(Saved entries)
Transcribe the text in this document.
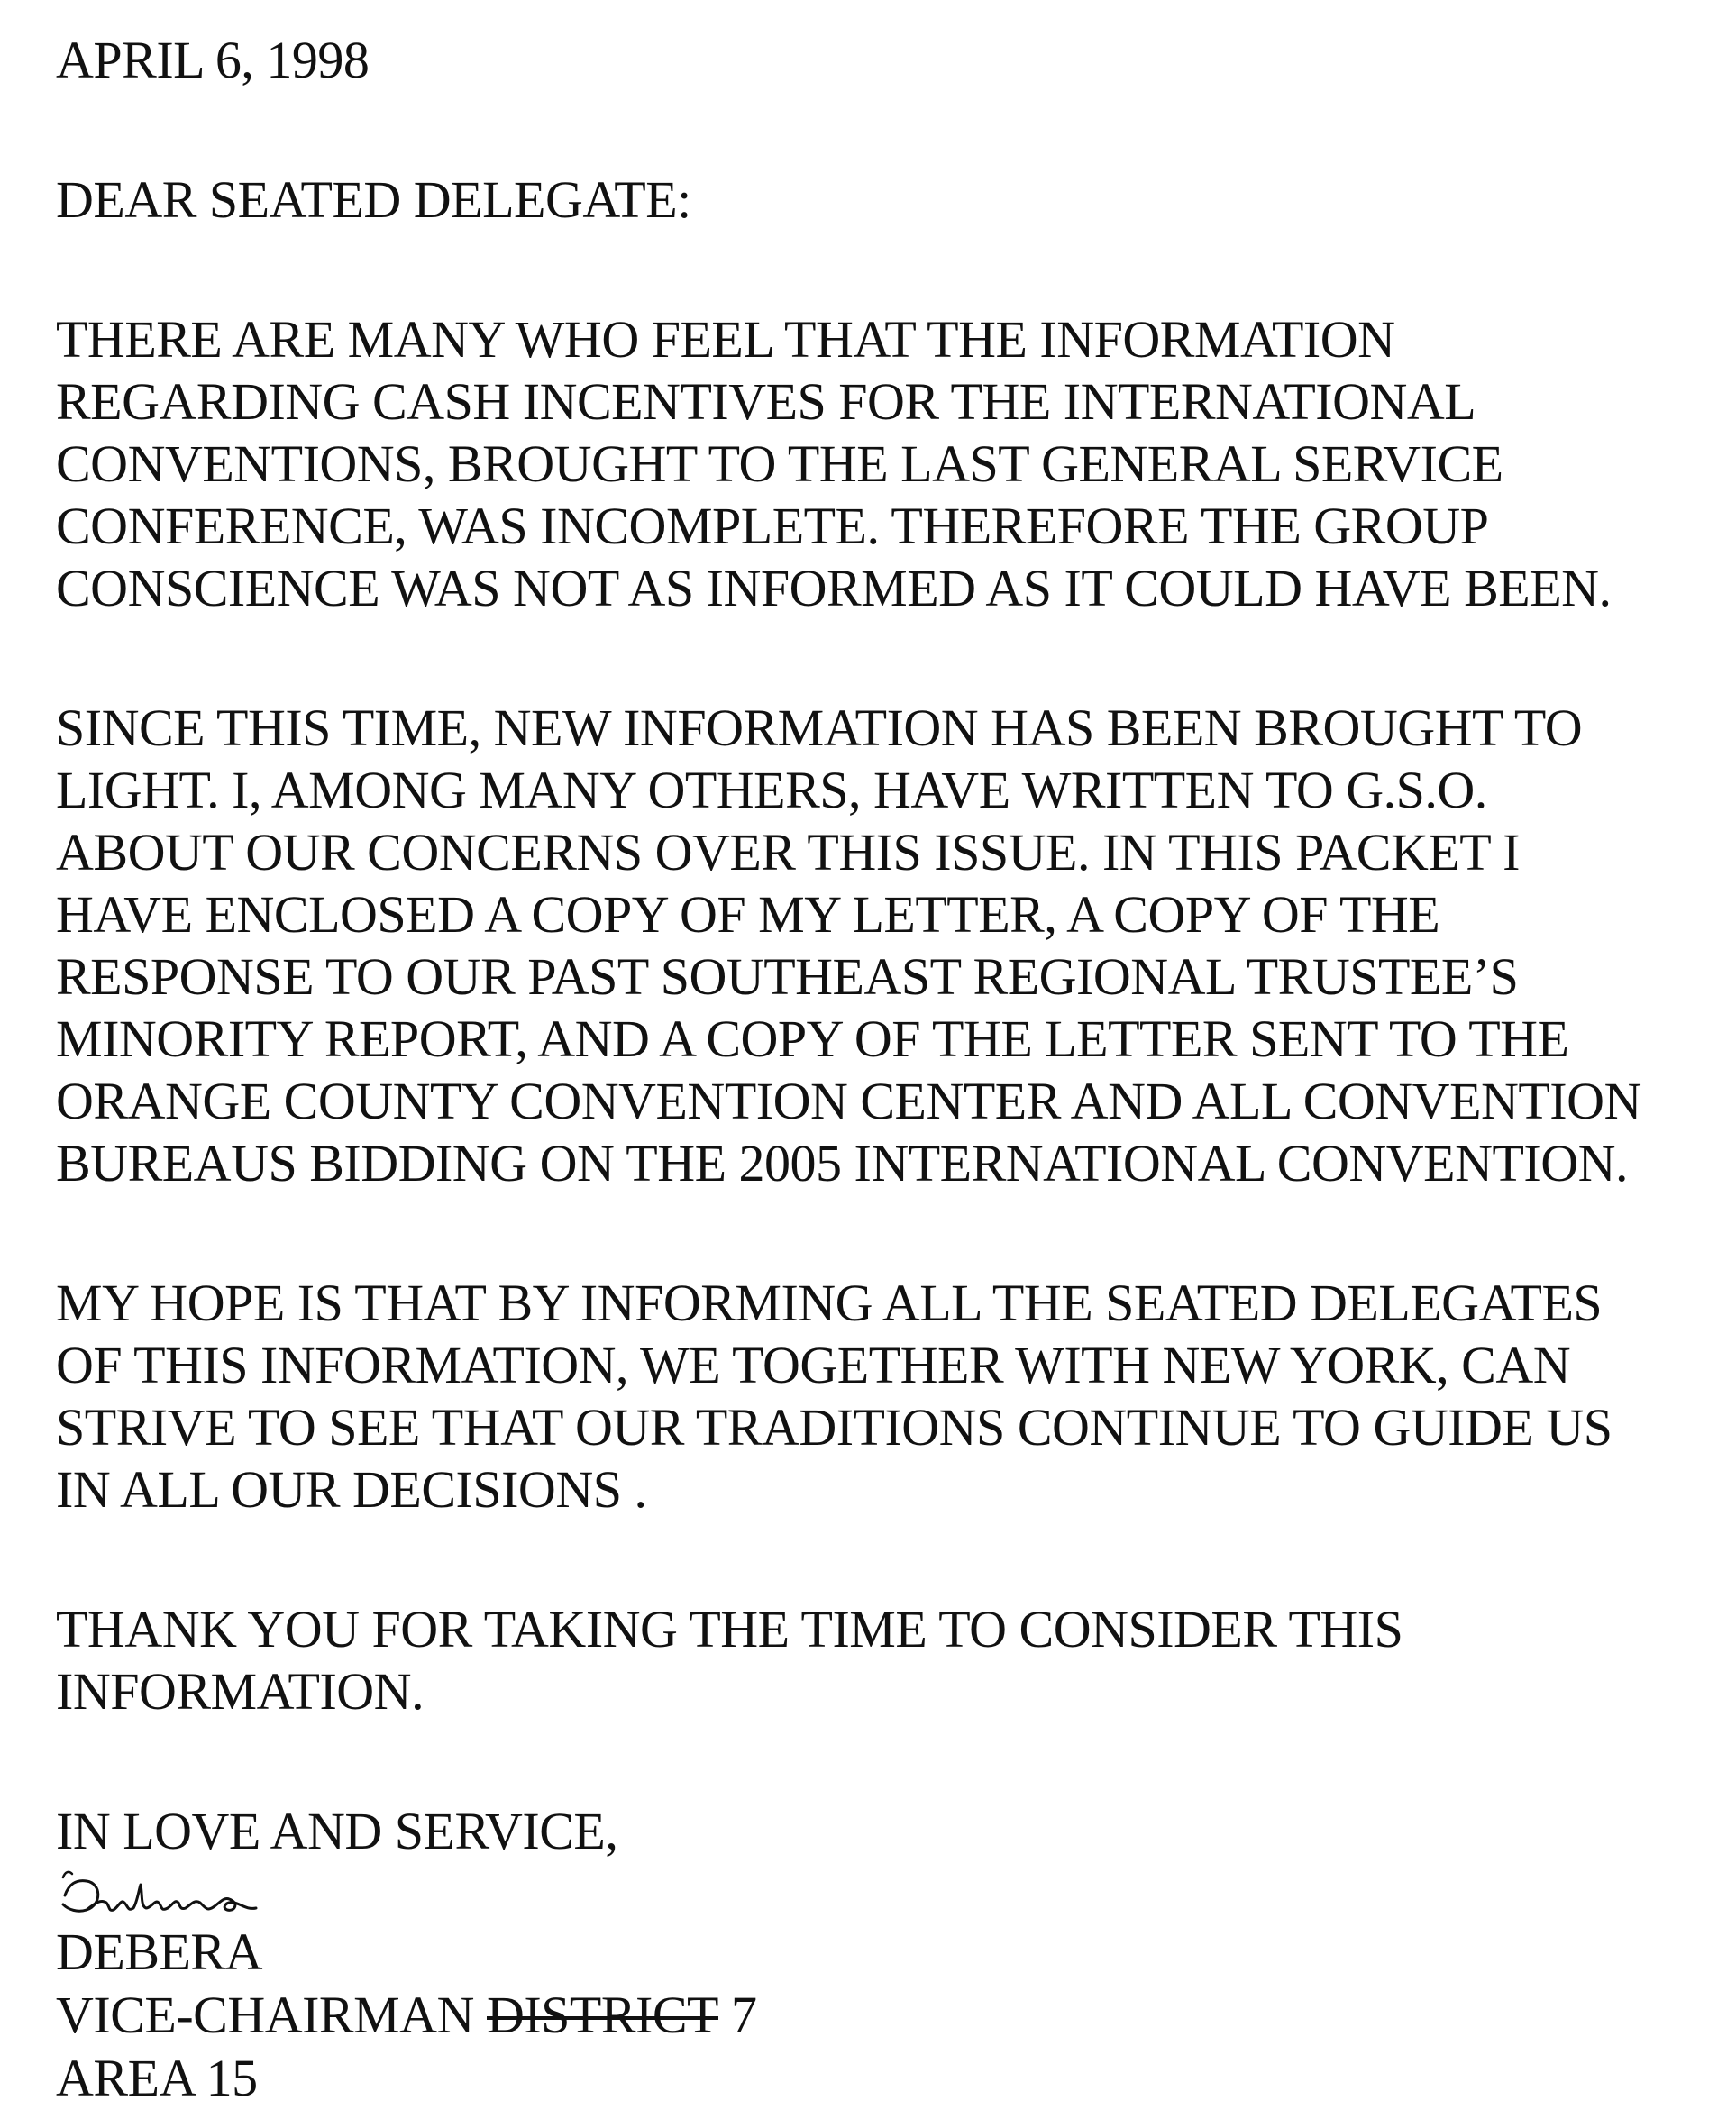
APRIL 6, 1998
DEAR SEATED DELEGATE:
THERE ARE MANY WHO FEEL THAT THE INFORMATION
REGARDING CASH INCENTIVES FOR THE INTERNATIONAL
CONVENTIONS, BROUGHT TO THE LAST GENERAL SERVICE
CONFERENCE, WAS INCOMPLETE. THEREFORE THE GROUP
CONSCIENCE WAS NOT AS INFORMED AS IT COULD HAVE BEEN.
SINCE THIS TIME, NEW INFORMATION HAS BEEN BROUGHT TO
LIGHT. I, AMONG MANY OTHERS, HAVE WRITTEN TO G.S.O.
ABOUT OUR CONCERNS OVER THIS ISSUE. IN THIS PACKET I
HAVE ENCLOSED A COPY OF MY LETTER, A COPY OF THE
RESPONSE TO OUR PAST SOUTHEAST REGIONAL TRUSTEE’S
MINORITY REPORT, AND A COPY OF THE LETTER SENT TO THE
ORANGE COUNTY CONVENTION CENTER AND ALL CONVENTION
BUREAUS BIDDING ON THE 2005 INTERNATIONAL CONVENTION.
MY HOPE IS THAT BY INFORMING ALL THE SEATED DELEGATES
OF THIS INFORMATION, WE TOGETHER WITH NEW YORK, CAN
STRIVE TO SEE THAT OUR TRADITIONS CONTINUE TO GUIDE US
IN ALL OUR DECISIONS .
THANK YOU FOR TAKING THE TIME TO CONSIDER THIS
INFORMATION.
IN LOVE AND SERVICE,
DEBERA
VICE-CHAIRMAN DISTRICT 7
AREA 15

--- Goal ---
Find every line above that contains the word "INFORMATION", and return each one.

--- Solution for this exercise ---
THERE ARE MANY WHO FEEL THAT THE INFORMATION
SINCE THIS TIME, NEW INFORMATION HAS BEEN BROUGHT TO
OF THIS INFORMATION, WE TOGETHER WITH NEW YORK, CAN
INFORMATION.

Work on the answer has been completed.